Selected extract:
Synthetic lethal interactions with the FA pathway for the development of inhibitors have been explored. A siRNA-based synthetic lethal screening identified several genes including ATM, PARP1, CDK1, NBS1, and PLK1 that showed synthetic lethal interactions with FANCG, indicating that these genes could be targeted concomitant with a FA pathway inhibitor [135]. Since ATM deficiency has been reported in triple- negative breast cancer and several types of hematological malignancies like mantle cell lymphoma, chronic lymphocytic leukemia, and acute lymphoblastic leukemia [136, 137], the FA pathway inhibitor could have immense therapeutic potential. CHK1 inhibition has also been shown to be synthetically lethal with FANCA deficiency following cisplatin treatment [138].

Description of the task: Reproduce the entire passage on synthetic lethal interactions with the FA pathway word for word.

(Stored items)
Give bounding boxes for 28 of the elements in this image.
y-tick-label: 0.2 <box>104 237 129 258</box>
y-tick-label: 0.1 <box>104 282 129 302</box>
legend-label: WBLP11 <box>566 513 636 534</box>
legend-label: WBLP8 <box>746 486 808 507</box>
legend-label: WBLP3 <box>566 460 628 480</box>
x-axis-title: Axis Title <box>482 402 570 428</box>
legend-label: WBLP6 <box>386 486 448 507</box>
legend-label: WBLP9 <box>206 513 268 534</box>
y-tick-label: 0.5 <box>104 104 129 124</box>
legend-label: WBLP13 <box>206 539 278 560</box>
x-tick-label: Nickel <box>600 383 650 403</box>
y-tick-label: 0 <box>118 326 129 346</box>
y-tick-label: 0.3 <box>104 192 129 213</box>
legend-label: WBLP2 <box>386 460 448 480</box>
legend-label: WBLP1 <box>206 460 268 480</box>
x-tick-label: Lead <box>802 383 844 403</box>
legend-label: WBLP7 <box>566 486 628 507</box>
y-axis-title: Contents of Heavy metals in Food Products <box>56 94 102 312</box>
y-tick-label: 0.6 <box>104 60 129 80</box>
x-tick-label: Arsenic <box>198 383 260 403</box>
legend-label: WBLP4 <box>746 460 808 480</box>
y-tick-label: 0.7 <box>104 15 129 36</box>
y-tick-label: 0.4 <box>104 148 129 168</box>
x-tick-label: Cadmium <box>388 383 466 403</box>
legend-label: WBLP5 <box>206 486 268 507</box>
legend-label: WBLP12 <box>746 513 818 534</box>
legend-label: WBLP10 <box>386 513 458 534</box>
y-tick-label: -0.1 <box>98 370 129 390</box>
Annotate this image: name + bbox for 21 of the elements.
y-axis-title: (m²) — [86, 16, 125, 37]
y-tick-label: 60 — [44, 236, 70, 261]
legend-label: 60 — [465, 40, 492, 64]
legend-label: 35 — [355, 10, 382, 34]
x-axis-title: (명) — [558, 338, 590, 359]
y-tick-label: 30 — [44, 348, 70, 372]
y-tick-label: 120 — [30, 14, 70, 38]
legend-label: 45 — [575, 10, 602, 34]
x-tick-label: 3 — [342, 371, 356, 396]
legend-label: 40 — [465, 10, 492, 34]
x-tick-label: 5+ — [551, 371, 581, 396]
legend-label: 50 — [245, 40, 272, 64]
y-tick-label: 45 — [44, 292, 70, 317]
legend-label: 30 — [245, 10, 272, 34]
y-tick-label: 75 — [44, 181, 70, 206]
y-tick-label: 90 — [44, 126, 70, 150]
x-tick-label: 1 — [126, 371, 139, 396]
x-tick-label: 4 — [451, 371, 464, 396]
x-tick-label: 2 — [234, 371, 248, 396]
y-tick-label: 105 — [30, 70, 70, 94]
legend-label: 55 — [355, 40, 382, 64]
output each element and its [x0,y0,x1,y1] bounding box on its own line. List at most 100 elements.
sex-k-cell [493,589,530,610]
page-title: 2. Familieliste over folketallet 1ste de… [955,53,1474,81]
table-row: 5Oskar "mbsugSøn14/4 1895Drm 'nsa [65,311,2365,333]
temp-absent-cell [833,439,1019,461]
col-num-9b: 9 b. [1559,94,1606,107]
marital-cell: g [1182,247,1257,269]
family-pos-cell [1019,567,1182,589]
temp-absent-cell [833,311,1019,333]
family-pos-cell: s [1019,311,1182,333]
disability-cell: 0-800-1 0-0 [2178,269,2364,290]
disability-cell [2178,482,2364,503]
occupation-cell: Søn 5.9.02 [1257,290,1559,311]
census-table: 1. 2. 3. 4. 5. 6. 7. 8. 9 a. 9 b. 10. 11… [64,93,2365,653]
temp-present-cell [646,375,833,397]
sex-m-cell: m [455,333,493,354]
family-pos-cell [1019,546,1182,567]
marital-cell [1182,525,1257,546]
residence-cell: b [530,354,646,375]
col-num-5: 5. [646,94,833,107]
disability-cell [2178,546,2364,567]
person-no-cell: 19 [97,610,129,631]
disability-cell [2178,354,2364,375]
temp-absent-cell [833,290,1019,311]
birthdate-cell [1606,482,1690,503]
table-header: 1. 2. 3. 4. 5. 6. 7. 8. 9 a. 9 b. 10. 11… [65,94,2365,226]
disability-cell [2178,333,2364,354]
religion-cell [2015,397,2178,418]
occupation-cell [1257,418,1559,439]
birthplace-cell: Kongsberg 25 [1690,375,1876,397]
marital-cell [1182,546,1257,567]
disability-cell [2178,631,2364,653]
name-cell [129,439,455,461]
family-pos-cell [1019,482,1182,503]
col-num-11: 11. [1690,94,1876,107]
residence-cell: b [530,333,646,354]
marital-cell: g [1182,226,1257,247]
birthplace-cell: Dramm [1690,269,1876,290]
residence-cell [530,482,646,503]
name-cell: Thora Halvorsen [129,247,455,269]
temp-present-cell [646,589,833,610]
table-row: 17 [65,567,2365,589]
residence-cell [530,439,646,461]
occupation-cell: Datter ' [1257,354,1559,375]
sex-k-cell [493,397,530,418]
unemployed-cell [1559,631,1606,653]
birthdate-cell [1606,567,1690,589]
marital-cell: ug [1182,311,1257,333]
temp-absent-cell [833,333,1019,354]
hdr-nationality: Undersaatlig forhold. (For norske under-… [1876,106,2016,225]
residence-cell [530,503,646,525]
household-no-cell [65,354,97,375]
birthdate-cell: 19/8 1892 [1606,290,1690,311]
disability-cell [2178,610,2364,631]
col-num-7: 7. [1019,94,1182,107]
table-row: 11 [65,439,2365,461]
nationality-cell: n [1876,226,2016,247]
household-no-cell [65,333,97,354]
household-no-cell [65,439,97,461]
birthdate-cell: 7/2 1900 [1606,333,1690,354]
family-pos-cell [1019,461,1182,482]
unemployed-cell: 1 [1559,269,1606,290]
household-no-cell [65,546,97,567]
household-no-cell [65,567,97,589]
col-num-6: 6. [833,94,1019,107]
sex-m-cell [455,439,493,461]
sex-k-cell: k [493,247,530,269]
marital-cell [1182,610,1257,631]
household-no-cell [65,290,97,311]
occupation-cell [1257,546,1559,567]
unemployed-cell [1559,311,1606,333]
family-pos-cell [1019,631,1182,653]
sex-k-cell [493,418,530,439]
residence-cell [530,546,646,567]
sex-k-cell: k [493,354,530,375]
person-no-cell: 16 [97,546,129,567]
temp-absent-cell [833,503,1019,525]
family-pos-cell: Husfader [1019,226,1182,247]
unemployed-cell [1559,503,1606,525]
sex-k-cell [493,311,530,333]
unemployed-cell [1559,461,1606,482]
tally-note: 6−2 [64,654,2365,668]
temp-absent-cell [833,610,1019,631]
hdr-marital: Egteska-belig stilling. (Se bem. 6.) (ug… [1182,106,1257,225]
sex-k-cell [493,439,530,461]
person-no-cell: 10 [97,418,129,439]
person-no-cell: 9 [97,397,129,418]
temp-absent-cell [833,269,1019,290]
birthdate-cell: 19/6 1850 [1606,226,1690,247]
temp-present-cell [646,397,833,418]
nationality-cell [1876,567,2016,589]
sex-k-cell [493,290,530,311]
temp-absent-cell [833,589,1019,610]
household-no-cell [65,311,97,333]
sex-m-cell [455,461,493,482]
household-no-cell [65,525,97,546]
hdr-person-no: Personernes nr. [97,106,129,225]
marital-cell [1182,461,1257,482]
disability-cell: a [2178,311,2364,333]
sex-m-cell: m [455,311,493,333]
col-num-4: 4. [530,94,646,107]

Result for this exercise:
Synthetic lethal interactions with the FA pathway for the development of inhibitors have been explored. A siRNA-based synthetic lethal screening identified several genes including ATM, PARP1, CDK1, NBS1, and PLK1 that showed synthetic lethal interactions with FANCG, indicating that these genes could be targeted concomitant with a FA pathway inhibitor [135]. Since ATM deficiency has been reported in triple- negative breast cancer and several types of hematological malignancies like mantle cell lymphoma, chronic lymphocytic leukemia, and acute lymphoblastic leukemia [136, 137], the FA pathway inhibitor could have immense therapeutic potential. CHK1 inhibition has also been shown to be synthetically lethal with FANCA deficiency following cisplatin treatment [138].